#### [TASK GOAL]
Extract all records. Keep each one exact.

# # # #

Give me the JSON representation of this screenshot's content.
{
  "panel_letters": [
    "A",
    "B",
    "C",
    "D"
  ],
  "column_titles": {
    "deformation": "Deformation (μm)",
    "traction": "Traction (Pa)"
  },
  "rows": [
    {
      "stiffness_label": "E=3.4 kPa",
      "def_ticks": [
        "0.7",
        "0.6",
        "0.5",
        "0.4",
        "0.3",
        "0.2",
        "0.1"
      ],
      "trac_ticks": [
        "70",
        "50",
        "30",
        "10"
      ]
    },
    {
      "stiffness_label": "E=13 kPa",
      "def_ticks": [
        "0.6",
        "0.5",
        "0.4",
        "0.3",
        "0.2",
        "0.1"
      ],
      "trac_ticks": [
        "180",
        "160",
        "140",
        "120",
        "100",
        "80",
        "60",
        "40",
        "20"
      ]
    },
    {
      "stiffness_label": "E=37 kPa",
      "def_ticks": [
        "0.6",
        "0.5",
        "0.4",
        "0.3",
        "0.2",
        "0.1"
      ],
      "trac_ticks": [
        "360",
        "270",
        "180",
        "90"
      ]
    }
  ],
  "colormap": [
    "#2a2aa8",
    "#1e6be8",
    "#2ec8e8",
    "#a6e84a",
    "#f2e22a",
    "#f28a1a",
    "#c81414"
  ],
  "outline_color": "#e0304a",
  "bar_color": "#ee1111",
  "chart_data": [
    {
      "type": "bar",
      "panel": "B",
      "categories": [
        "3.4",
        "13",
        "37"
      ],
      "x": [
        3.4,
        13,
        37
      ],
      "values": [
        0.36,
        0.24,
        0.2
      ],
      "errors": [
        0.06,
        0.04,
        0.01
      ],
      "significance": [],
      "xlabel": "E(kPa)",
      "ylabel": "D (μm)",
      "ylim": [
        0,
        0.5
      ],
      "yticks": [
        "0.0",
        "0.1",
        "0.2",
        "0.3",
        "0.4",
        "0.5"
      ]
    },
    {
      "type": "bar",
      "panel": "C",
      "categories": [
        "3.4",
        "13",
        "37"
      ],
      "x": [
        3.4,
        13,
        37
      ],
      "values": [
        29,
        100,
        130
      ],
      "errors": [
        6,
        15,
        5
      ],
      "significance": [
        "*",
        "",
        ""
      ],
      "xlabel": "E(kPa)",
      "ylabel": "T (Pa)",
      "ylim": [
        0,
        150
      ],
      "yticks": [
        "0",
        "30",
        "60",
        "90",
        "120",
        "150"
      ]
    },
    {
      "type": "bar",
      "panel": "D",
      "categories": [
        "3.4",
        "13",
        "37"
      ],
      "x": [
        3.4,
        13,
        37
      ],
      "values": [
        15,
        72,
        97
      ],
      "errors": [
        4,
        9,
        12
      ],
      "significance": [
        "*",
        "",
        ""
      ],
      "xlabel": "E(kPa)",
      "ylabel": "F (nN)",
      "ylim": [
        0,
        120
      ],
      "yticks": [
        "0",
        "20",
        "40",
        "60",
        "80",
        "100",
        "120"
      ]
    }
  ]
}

# # # #

#### [FINAL ANSWER]
Give me the JSON representation of this screenshot's content.
{
  "panel_letters": [
    "A",
    "B",
    "C",
    "D"
  ],
  "column_titles": {
    "deformation": "Deformation (μm)",
    "traction": "Traction (Pa)"
  },
  "rows": [
    {
      "stiffness_label": "E=3.4 kPa",
      "def_ticks": [
        "0.7",
        "0.6",
        "0.5",
        "0.4",
        "0.3",
        "0.2",
        "0.1"
      ],
      "trac_ticks": [
        "70",
        "50",
        "30",
        "10"
      ]
    },
    {
      "stiffness_label": "E=13 kPa",
      "def_ticks": [
        "0.6",
        "0.5",
        "0.4",
        "0.3",
        "0.2",
        "0.1"
      ],
      "trac_ticks": [
        "180",
        "160",
        "140",
        "120",
        "100",
        "80",
        "60",
        "40",
        "20"
      ]
    },
    {
      "stiffness_label": "E=37 kPa",
      "def_ticks": [
        "0.6",
        "0.5",
        "0.4",
        "0.3",
        "0.2",
        "0.1"
      ],
      "trac_ticks": [
        "360",
        "270",
        "180",
        "90"
      ]
    }
  ],
  "colormap": [
    "#2a2aa8",
    "#1e6be8",
    "#2ec8e8",
    "#a6e84a",
    "#f2e22a",
    "#f28a1a",
    "#c81414"
  ],
  "outline_color": "#e0304a",
  "bar_color": "#ee1111",
  "chart_data": [
    {
      "type": "bar",
      "panel": "B",
      "categories": [
        "3.4",
        "13",
        "37"
      ],
      "x": [
        3.4,
        13,
        37
      ],
      "values": [
        0.36,
        0.24,
        0.2
      ],
      "errors": [
        0.06,
        0.04,
        0.01
      ],
      "significance": [],
      "xlabel": "E(kPa)",
      "ylabel": "D (μm)",
      "ylim": [
        0,
        0.5
      ],
      "yticks": [
        "0.0",
        "0.1",
        "0.2",
        "0.3",
        "0.4",
        "0.5"
      ]
    },
    {
      "type": "bar",
      "panel": "C",
      "categories": [
        "3.4",
        "13",
        "37"
      ],
      "x": [
        3.4,
        13,
        37
      ],
      "values": [
        29,
        100,
        130
      ],
      "errors": [
        6,
        15,
        5
      ],
      "significance": [
        "*",
        "",
        ""
      ],
      "xlabel": "E(kPa)",
      "ylabel": "T (Pa)",
      "ylim": [
        0,
        150
      ],
      "yticks": [
        "0",
        "30",
        "60",
        "90",
        "120",
        "150"
      ]
    },
    {
      "type": "bar",
      "panel": "D",
      "categories": [
        "3.4",
        "13",
        "37"
      ],
      "x": [
        3.4,
        13,
        37
      ],
      "values": [
        15,
        72,
        97
      ],
      "errors": [
        4,
        9,
        12
      ],
      "significance": [
        "*",
        "",
        ""
      ],
      "xlabel": "E(kPa)",
      "ylabel": "F (nN)",
      "ylim": [
        0,
        120
      ],
      "yticks": [
        "0",
        "20",
        "40",
        "60",
        "80",
        "100",
        "120"
      ]
    }
  ]
}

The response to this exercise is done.